◆ **THE RECORDS**:
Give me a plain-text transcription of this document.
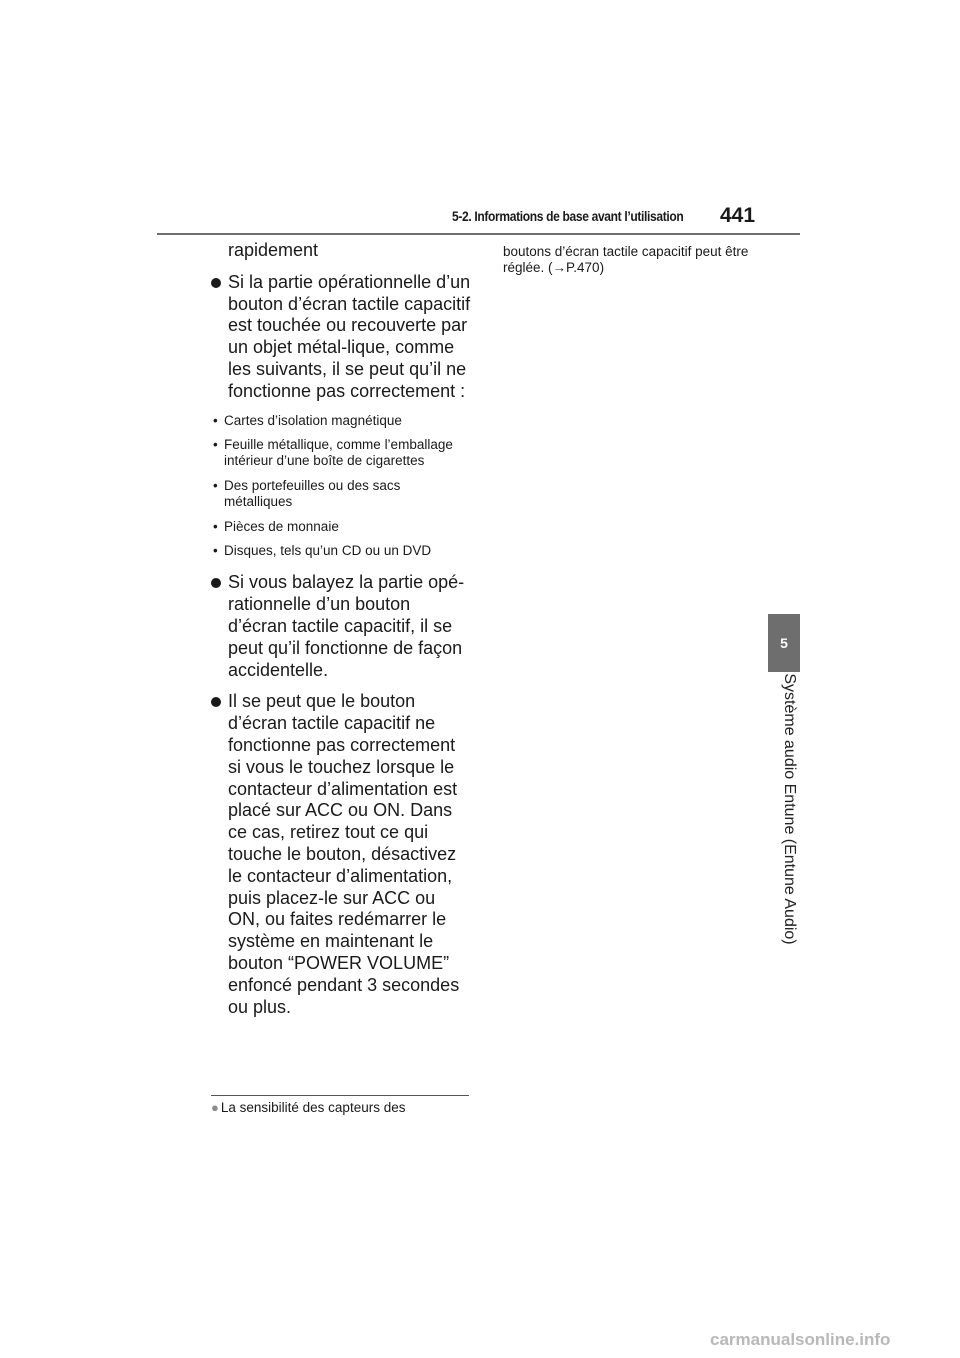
5-2. Informations de base avant l’utilisation 441
5
Système audio Entune (Entune Audio)

rapidement

Si la partie opérationnelle d’un bouton d’écran tactile capacitif est touchée ou recouverte par un objet métal-lique, comme les suivants, il se peut qu’il ne fonctionne pas correctement :

• Cartes d’isolation magnétique
• Feuille métallique, comme l’emballage intérieur d’une boîte de cigarettes
• Des portefeuilles ou des sacs métalliques
• Pièces de monnaie
• Disques, tels qu’un CD ou un DVD

Si vous balayez la partie opé-rationnelle d’un bouton d’écran tactile capacitif, il se peut qu’il fonctionne de façon accidentelle.

Il se peut que le bouton d’écran tactile capacitif ne fonctionne pas correctement si vous le touchez lorsque le contacteur d’alimentation est placé sur ACC ou ON. Dans ce cas, retirez tout ce qui touche le bouton, désactivez le contacteur d’alimentation, puis placez-le sur ACC ou ON, ou faites redémarrer le système en maintenant le bouton “POWER VOLUME” enfoncé pendant 3 secondes ou plus.

● La sensibilité des capteurs des

boutons d’écran tactile capacitif peut être réglée. (→P.470)

carmanualsonline.info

◆ **YOUR INSTRUCTIONS**: Leave out the pictures and copy the rest of the material above exactly.

◆ **SOLUTION**:
Give me a plain-text transcription of this document.
5-2. Informations de base avant l’utilisation 441
5
Système audio Entune (Entune Audio)

rapidement

Si la partie opérationnelle d’un bouton d’écran tactile capacitif est touchée ou recouverte par un objet métal-lique, comme les suivants, il se peut qu’il ne fonctionne pas correctement :

• Cartes d’isolation magnétique
• Feuille métallique, comme l’emballage intérieur d’une boîte de cigarettes
• Des portefeuilles ou des sacs métalliques
• Pièces de monnaie
• Disques, tels qu’un CD ou un DVD

Si vous balayez la partie opé-rationnelle d’un bouton d’écran tactile capacitif, il se peut qu’il fonctionne de façon accidentelle.

Il se peut que le bouton d’écran tactile capacitif ne fonctionne pas correctement si vous le touchez lorsque le contacteur d’alimentation est placé sur ACC ou ON. Dans ce cas, retirez tout ce qui touche le bouton, désactivez le contacteur d’alimentation, puis placez-le sur ACC ou ON, ou faites redémarrer le système en maintenant le bouton “POWER VOLUME” enfoncé pendant 3 secondes ou plus.

● La sensibilité des capteurs des

boutons d’écran tactile capacitif peut être réglée. (→P.470)

carmanualsonline.info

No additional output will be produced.